> [Directive]
The records below must be output exactly, without pictures.

> [Collection entries]
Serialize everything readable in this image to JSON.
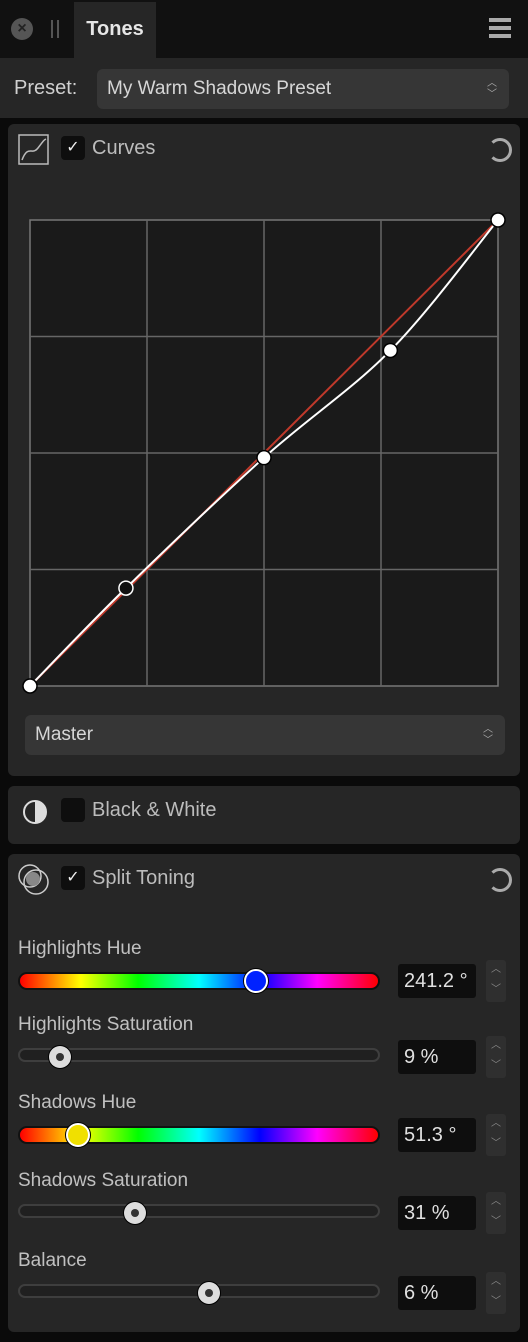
{
  "window": {
    "tab_label": "Tones",
    "close_icon": "close-icon",
    "grip_icon": "grip-icon",
    "menu_icon": "hamburger-menu-icon"
  },
  "preset": {
    "label": "Preset:",
    "value": "My Warm Shadows Preset"
  },
  "curves": {
    "title": "Curves",
    "enabled": true,
    "icon": "curve-graph-icon",
    "reset_icon": "reset-icon",
    "channel": "Master",
    "points": [
      [
        0,
        0
      ],
      [
        0.205,
        0.21
      ],
      [
        0.5,
        0.49
      ],
      [
        0.77,
        0.72
      ],
      [
        1,
        1
      ]
    ],
    "reference_color": "#c0392b"
  },
  "bw": {
    "title": "Black & White",
    "enabled": false,
    "icon": "half-circle-icon"
  },
  "split": {
    "title": "Split Toning",
    "enabled": true,
    "icon": "split-toning-icon",
    "reset_icon": "reset-icon",
    "sliders": [
      {
        "label": "Highlights Hue",
        "value": "241.2 °",
        "fraction": 0.67,
        "kind": "hue",
        "thumb_color": "#0022ff"
      },
      {
        "label": "Highlights Saturation",
        "value": "9 %",
        "fraction": 0.09,
        "kind": "gray"
      },
      {
        "label": "Shadows Hue",
        "value": "51.3 °",
        "fraction": 0.1425,
        "kind": "hue",
        "thumb_color": "#f0e000"
      },
      {
        "label": "Shadows Saturation",
        "value": "31 %",
        "fraction": 0.31,
        "kind": "gray"
      },
      {
        "label": "Balance",
        "value": "6 %",
        "fraction": 0.53,
        "kind": "gray"
      }
    ]
  }
}
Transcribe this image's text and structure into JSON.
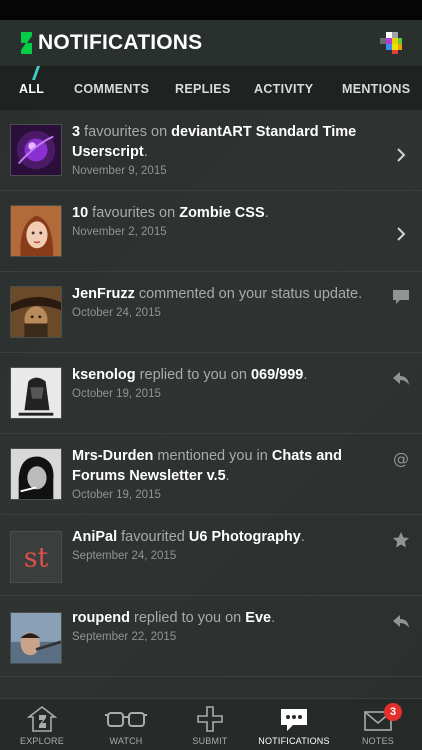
{
  "header": {
    "title": "NOTIFICATIONS"
  },
  "tabs": [
    {
      "label": "ALL"
    },
    {
      "label": "COMMENTS"
    },
    {
      "label": "REPLIES"
    },
    {
      "label": "ACTIVITY"
    },
    {
      "label": "MENTIONS"
    }
  ],
  "notifications": [
    {
      "actor": "3",
      "verb": " favourites on ",
      "target": "deviantART Standard Time Userscript",
      "tail": ".",
      "date": "November 9, 2015",
      "icon": "chevron-right-icon"
    },
    {
      "actor": "10",
      "verb": " favourites on ",
      "target": "Zombie CSS",
      "tail": ".",
      "date": "November 2, 2015",
      "icon": "chevron-right-icon"
    },
    {
      "actor": "JenFruzz",
      "verb": " commented on your status update.",
      "target": "",
      "tail": "",
      "date": "October 24, 2015",
      "icon": "comment-bubble-icon"
    },
    {
      "actor": "ksenolog",
      "verb": " replied to you on ",
      "target": "069/999",
      "tail": ".",
      "date": "October 19, 2015",
      "icon": "reply-arrow-icon"
    },
    {
      "actor": "Mrs-Durden",
      "verb": " mentioned you in ",
      "target": "Chats and Forums Newsletter v.5",
      "tail": ".",
      "date": "October 19, 2015",
      "icon": "at-sign-icon"
    },
    {
      "actor": "AniPal",
      "verb": " favourited ",
      "target": "U6 Photography",
      "tail": ".",
      "date": "September 24, 2015",
      "icon": "star-icon"
    },
    {
      "actor": "roupend",
      "verb": " replied to you on ",
      "target": "Eve",
      "tail": ".",
      "date": "September 22, 2015",
      "icon": "reply-arrow-icon"
    }
  ],
  "bottom_nav": [
    {
      "label": "EXPLORE"
    },
    {
      "label": "WATCH"
    },
    {
      "label": "SUBMIT"
    },
    {
      "label": "NOTIFICATIONS"
    },
    {
      "label": "NOTES",
      "badge": "3"
    }
  ],
  "colors": {
    "accent": "#05cc47",
    "badge": "#e4302d",
    "header_bg": "#2a302e",
    "tabs_bg": "#1e2322"
  }
}
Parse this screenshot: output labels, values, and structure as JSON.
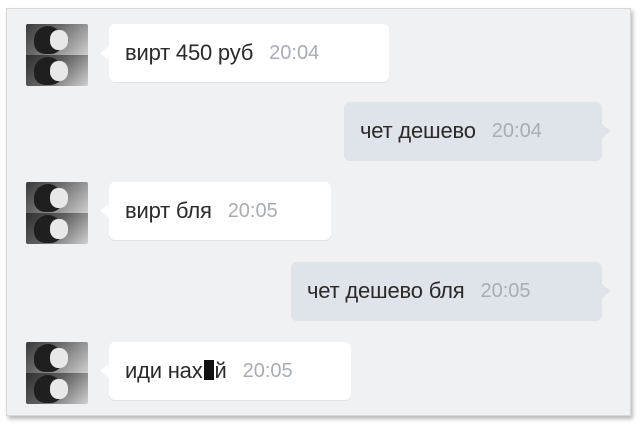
{
  "messages": [
    {
      "direction": "incoming",
      "text": "вирт 450 руб",
      "time": "20:04"
    },
    {
      "direction": "outgoing",
      "text": "чет дешево",
      "time": "20:04"
    },
    {
      "direction": "incoming",
      "text": "вирт бля",
      "time": "20:05"
    },
    {
      "direction": "outgoing",
      "text": "чет дешево бля",
      "time": "20:05"
    },
    {
      "direction": "incoming",
      "text_before": "иди нах",
      "text_after": "й",
      "time": "20:05"
    }
  ]
}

> [Reply to the task]
Serialize everything readable in this image to JSON.
{
  "window": {
    "tab_label": "Tones",
    "close_icon": "close-icon",
    "grip_icon": "grip-icon",
    "menu_icon": "hamburger-menu-icon"
  },
  "preset": {
    "label": "Preset:",
    "value": "My Warm Shadows Preset"
  },
  "curves": {
    "title": "Curves",
    "enabled": true,
    "icon": "curve-graph-icon",
    "reset_icon": "reset-icon",
    "channel": "Master",
    "points": [
      [
        0,
        0
      ],
      [
        0.205,
        0.21
      ],
      [
        0.5,
        0.49
      ],
      [
        0.77,
        0.72
      ],
      [
        1,
        1
      ]
    ],
    "reference_color": "#c0392b"
  },
  "bw": {
    "title": "Black & White",
    "enabled": false,
    "icon": "half-circle-icon"
  },
  "split": {
    "title": "Split Toning",
    "enabled": true,
    "icon": "split-toning-icon",
    "reset_icon": "reset-icon",
    "sliders": [
      {
        "label": "Highlights Hue",
        "value": "241.2 °",
        "fraction": 0.67,
        "kind": "hue",
        "thumb_color": "#0022ff"
      },
      {
        "label": "Highlights Saturation",
        "value": "9 %",
        "fraction": 0.09,
        "kind": "gray"
      },
      {
        "label": "Shadows Hue",
        "value": "51.3 °",
        "fraction": 0.1425,
        "kind": "hue",
        "thumb_color": "#f0e000"
      },
      {
        "label": "Shadows Saturation",
        "value": "31 %",
        "fraction": 0.31,
        "kind": "gray"
      },
      {
        "label": "Balance",
        "value": "6 %",
        "fraction": 0.53,
        "kind": "gray"
      }
    ]
  }
}
Transcribe this image's text and structure into JSON.
{
  "header": {
    "title": "NOTIFICATIONS"
  },
  "tabs": [
    {
      "label": "ALL"
    },
    {
      "label": "COMMENTS"
    },
    {
      "label": "REPLIES"
    },
    {
      "label": "ACTIVITY"
    },
    {
      "label": "MENTIONS"
    }
  ],
  "notifications": [
    {
      "actor": "3",
      "verb": " favourites on ",
      "target": "deviantART Standard Time Userscript",
      "tail": ".",
      "date": "November 9, 2015",
      "icon": "chevron-right-icon"
    },
    {
      "actor": "10",
      "verb": " favourites on ",
      "target": "Zombie CSS",
      "tail": ".",
      "date": "November 2, 2015",
      "icon": "chevron-right-icon"
    },
    {
      "actor": "JenFruzz",
      "verb": " commented on your status update.",
      "target": "",
      "tail": "",
      "date": "October 24, 2015",
      "icon": "comment-bubble-icon"
    },
    {
      "actor": "ksenolog",
      "verb": " replied to you on ",
      "target": "069/999",
      "tail": ".",
      "date": "October 19, 2015",
      "icon": "reply-arrow-icon"
    },
    {
      "actor": "Mrs-Durden",
      "verb": " mentioned you in ",
      "target": "Chats and Forums Newsletter v.5",
      "tail": ".",
      "date": "October 19, 2015",
      "icon": "at-sign-icon"
    },
    {
      "actor": "AniPal",
      "verb": " favourited ",
      "target": "U6 Photography",
      "tail": ".",
      "date": "September 24, 2015",
      "icon": "star-icon"
    },
    {
      "actor": "roupend",
      "verb": " replied to you on ",
      "target": "Eve",
      "tail": ".",
      "date": "September 22, 2015",
      "icon": "reply-arrow-icon"
    }
  ],
  "bottom_nav": [
    {
      "label": "EXPLORE"
    },
    {
      "label": "WATCH"
    },
    {
      "label": "SUBMIT"
    },
    {
      "label": "NOTIFICATIONS"
    },
    {
      "label": "NOTES",
      "badge": "3"
    }
  ],
  "colors": {
    "accent": "#05cc47",
    "badge": "#e4302d",
    "header_bg": "#2a302e",
    "tabs_bg": "#1e2322"
  }
}
Parse this screenshot: output labels, values, and structure as JSON.
{
  "messages": [
    {
      "direction": "incoming",
      "text": "вирт 450 руб",
      "time": "20:04"
    },
    {
      "direction": "outgoing",
      "text": "чет дешево",
      "time": "20:04"
    },
    {
      "direction": "incoming",
      "text": "вирт бля",
      "time": "20:05"
    },
    {
      "direction": "outgoing",
      "text": "чет дешево бля",
      "time": "20:05"
    },
    {
      "direction": "incoming",
      "text_before": "иди нах",
      "text_after": "й",
      "time": "20:05"
    }
  ]
}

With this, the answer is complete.